WHAT IS REQUIRED =
Would you output the whole listing below, exactly as it reads?
* Start DATASET EXCERPTS *
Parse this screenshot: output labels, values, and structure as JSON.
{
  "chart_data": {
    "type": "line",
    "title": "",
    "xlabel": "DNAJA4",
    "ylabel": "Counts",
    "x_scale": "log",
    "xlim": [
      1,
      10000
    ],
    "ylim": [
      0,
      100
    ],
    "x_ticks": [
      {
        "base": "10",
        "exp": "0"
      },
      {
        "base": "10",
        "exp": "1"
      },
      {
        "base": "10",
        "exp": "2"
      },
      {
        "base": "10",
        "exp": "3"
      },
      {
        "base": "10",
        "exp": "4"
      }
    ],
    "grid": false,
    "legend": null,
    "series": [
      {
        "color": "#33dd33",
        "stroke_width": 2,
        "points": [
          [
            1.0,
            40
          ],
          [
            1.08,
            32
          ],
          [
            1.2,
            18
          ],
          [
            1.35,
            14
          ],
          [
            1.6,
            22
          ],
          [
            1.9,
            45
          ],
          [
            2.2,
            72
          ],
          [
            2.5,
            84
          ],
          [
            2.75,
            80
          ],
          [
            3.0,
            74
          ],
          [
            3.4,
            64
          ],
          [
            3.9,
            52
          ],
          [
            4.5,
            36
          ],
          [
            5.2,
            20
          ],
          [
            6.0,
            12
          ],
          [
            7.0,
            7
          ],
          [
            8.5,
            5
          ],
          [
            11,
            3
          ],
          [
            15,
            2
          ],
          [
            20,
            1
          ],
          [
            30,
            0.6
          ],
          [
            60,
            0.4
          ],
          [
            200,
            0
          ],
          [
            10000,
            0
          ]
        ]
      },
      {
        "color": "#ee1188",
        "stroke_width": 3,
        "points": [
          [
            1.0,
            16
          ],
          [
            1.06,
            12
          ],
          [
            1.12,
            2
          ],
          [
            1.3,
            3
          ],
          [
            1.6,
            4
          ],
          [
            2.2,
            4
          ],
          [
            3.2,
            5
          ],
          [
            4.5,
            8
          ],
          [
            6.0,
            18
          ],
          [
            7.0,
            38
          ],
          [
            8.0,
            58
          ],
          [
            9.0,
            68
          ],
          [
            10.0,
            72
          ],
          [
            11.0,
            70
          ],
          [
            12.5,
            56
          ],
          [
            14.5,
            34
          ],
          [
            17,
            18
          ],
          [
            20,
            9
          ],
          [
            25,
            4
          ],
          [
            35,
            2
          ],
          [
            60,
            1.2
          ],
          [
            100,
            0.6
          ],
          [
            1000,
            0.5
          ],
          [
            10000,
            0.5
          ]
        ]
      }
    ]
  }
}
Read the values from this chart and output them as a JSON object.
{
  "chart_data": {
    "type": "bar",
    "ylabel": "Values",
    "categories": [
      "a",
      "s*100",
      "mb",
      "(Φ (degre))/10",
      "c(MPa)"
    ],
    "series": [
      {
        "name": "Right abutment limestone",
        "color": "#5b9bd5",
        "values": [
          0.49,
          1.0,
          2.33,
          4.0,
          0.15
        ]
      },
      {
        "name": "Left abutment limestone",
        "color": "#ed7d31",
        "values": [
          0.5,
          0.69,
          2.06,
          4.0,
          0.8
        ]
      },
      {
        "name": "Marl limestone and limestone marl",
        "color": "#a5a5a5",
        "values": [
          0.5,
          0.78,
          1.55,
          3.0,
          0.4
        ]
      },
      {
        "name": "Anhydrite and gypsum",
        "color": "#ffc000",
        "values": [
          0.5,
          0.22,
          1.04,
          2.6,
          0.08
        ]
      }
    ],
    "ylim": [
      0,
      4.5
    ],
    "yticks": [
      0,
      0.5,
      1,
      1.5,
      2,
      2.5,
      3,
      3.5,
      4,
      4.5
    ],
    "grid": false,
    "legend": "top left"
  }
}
* End DATASET EXCERPTS *
THE SOLUTION =
Parse this screenshot: output labels, values, and structure as JSON.
{
  "chart_data": {
    "type": "line",
    "title": "",
    "xlabel": "DNAJA4",
    "ylabel": "Counts",
    "x_scale": "log",
    "xlim": [
      1,
      10000
    ],
    "ylim": [
      0,
      100
    ],
    "x_ticks": [
      {
        "base": "10",
        "exp": "0"
      },
      {
        "base": "10",
        "exp": "1"
      },
      {
        "base": "10",
        "exp": "2"
      },
      {
        "base": "10",
        "exp": "3"
      },
      {
        "base": "10",
        "exp": "4"
      }
    ],
    "grid": false,
    "legend": null,
    "series": [
      {
        "color": "#33dd33",
        "stroke_width": 2,
        "points": [
          [
            1.0,
            40
          ],
          [
            1.08,
            32
          ],
          [
            1.2,
            18
          ],
          [
            1.35,
            14
          ],
          [
            1.6,
            22
          ],
          [
            1.9,
            45
          ],
          [
            2.2,
            72
          ],
          [
            2.5,
            84
          ],
          [
            2.75,
            80
          ],
          [
            3.0,
            74
          ],
          [
            3.4,
            64
          ],
          [
            3.9,
            52
          ],
          [
            4.5,
            36
          ],
          [
            5.2,
            20
          ],
          [
            6.0,
            12
          ],
          [
            7.0,
            7
          ],
          [
            8.5,
            5
          ],
          [
            11,
            3
          ],
          [
            15,
            2
          ],
          [
            20,
            1
          ],
          [
            30,
            0.6
          ],
          [
            60,
            0.4
          ],
          [
            200,
            0
          ],
          [
            10000,
            0
          ]
        ]
      },
      {
        "color": "#ee1188",
        "stroke_width": 3,
        "points": [
          [
            1.0,
            16
          ],
          [
            1.06,
            12
          ],
          [
            1.12,
            2
          ],
          [
            1.3,
            3
          ],
          [
            1.6,
            4
          ],
          [
            2.2,
            4
          ],
          [
            3.2,
            5
          ],
          [
            4.5,
            8
          ],
          [
            6.0,
            18
          ],
          [
            7.0,
            38
          ],
          [
            8.0,
            58
          ],
          [
            9.0,
            68
          ],
          [
            10.0,
            72
          ],
          [
            11.0,
            70
          ],
          [
            12.5,
            56
          ],
          [
            14.5,
            34
          ],
          [
            17,
            18
          ],
          [
            20,
            9
          ],
          [
            25,
            4
          ],
          [
            35,
            2
          ],
          [
            60,
            1.2
          ],
          [
            100,
            0.6
          ],
          [
            1000,
            0.5
          ],
          [
            10000,
            0.5
          ]
        ]
      }
    ]
  }
}
Read the values from this chart and output them as a JSON object.
{
  "chart_data": {
    "type": "bar",
    "ylabel": "Values",
    "categories": [
      "a",
      "s*100",
      "mb",
      "(Φ (degre))/10",
      "c(MPa)"
    ],
    "series": [
      {
        "name": "Right abutment limestone",
        "color": "#5b9bd5",
        "values": [
          0.49,
          1.0,
          2.33,
          4.0,
          0.15
        ]
      },
      {
        "name": "Left abutment limestone",
        "color": "#ed7d31",
        "values": [
          0.5,
          0.69,
          2.06,
          4.0,
          0.8
        ]
      },
      {
        "name": "Marl limestone and limestone marl",
        "color": "#a5a5a5",
        "values": [
          0.5,
          0.78,
          1.55,
          3.0,
          0.4
        ]
      },
      {
        "name": "Anhydrite and gypsum",
        "color": "#ffc000",
        "values": [
          0.5,
          0.22,
          1.04,
          2.6,
          0.08
        ]
      }
    ],
    "ylim": [
      0,
      4.5
    ],
    "yticks": [
      0,
      0.5,
      1,
      1.5,
      2,
      2.5,
      3,
      3.5,
      4,
      4.5
    ],
    "grid": false,
    "legend": "top left"
  }
}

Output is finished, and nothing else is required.